Required task: Print the whole listing exactly.

Dataset items:

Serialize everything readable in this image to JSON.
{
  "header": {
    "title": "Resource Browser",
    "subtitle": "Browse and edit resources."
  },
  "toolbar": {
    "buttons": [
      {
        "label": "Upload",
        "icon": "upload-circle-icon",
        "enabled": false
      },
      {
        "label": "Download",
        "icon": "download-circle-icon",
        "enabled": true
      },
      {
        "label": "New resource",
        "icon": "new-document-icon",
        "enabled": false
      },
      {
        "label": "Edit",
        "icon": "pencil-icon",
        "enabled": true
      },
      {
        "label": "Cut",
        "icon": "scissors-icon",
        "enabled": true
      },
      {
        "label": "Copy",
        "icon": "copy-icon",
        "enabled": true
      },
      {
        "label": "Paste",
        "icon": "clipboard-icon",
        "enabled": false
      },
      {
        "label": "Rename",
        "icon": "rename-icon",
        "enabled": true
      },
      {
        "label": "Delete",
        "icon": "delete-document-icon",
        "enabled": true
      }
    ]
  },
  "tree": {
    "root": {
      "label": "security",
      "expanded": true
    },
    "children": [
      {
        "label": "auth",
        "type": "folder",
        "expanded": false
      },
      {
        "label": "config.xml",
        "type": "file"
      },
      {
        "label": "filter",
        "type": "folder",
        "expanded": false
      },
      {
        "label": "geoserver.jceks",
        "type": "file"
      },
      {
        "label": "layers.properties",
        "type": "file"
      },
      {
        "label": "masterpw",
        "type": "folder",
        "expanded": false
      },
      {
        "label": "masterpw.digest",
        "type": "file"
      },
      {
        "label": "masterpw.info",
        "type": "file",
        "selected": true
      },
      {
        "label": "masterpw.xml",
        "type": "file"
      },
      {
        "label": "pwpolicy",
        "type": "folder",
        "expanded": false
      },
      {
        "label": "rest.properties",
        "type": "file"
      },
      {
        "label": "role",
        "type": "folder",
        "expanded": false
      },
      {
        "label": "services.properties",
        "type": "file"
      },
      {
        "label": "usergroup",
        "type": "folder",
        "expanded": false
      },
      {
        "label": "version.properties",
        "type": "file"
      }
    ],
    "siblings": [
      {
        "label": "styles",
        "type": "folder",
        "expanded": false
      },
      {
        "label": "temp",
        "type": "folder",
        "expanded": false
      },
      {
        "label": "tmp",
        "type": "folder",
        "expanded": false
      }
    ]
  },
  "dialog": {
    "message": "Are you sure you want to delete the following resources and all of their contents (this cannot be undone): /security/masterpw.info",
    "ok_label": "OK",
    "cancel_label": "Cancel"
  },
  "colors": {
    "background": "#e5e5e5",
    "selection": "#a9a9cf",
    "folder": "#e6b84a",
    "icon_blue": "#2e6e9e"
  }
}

Exercise response:
Serialize everything readable in this image to JSON.
{
  "header": {
    "title": "Resource Browser",
    "subtitle": "Browse and edit resources."
  },
  "toolbar": {
    "buttons": [
      {
        "label": "Upload",
        "icon": "upload-circle-icon",
        "enabled": false
      },
      {
        "label": "Download",
        "icon": "download-circle-icon",
        "enabled": true
      },
      {
        "label": "New resource",
        "icon": "new-document-icon",
        "enabled": false
      },
      {
        "label": "Edit",
        "icon": "pencil-icon",
        "enabled": true
      },
      {
        "label": "Cut",
        "icon": "scissors-icon",
        "enabled": true
      },
      {
        "label": "Copy",
        "icon": "copy-icon",
        "enabled": true
      },
      {
        "label": "Paste",
        "icon": "clipboard-icon",
        "enabled": false
      },
      {
        "label": "Rename",
        "icon": "rename-icon",
        "enabled": true
      },
      {
        "label": "Delete",
        "icon": "delete-document-icon",
        "enabled": true
      }
    ]
  },
  "tree": {
    "root": {
      "label": "security",
      "expanded": true
    },
    "children": [
      {
        "label": "auth",
        "type": "folder",
        "expanded": false
      },
      {
        "label": "config.xml",
        "type": "file"
      },
      {
        "label": "filter",
        "type": "folder",
        "expanded": false
      },
      {
        "label": "geoserver.jceks",
        "type": "file"
      },
      {
        "label": "layers.properties",
        "type": "file"
      },
      {
        "label": "masterpw",
        "type": "folder",
        "expanded": false
      },
      {
        "label": "masterpw.digest",
        "type": "file"
      },
      {
        "label": "masterpw.info",
        "type": "file",
        "selected": true
      },
      {
        "label": "masterpw.xml",
        "type": "file"
      },
      {
        "label": "pwpolicy",
        "type": "folder",
        "expanded": false
      },
      {
        "label": "rest.properties",
        "type": "file"
      },
      {
        "label": "role",
        "type": "folder",
        "expanded": false
      },
      {
        "label": "services.properties",
        "type": "file"
      },
      {
        "label": "usergroup",
        "type": "folder",
        "expanded": false
      },
      {
        "label": "version.properties",
        "type": "file"
      }
    ],
    "siblings": [
      {
        "label": "styles",
        "type": "folder",
        "expanded": false
      },
      {
        "label": "temp",
        "type": "folder",
        "expanded": false
      },
      {
        "label": "tmp",
        "type": "folder",
        "expanded": false
      }
    ]
  },
  "dialog": {
    "message": "Are you sure you want to delete the following resources and all of their contents (this cannot be undone): /security/masterpw.info",
    "ok_label": "OK",
    "cancel_label": "Cancel"
  },
  "colors": {
    "background": "#e5e5e5",
    "selection": "#a9a9cf",
    "folder": "#e6b84a",
    "icon_blue": "#2e6e9e"
  }
}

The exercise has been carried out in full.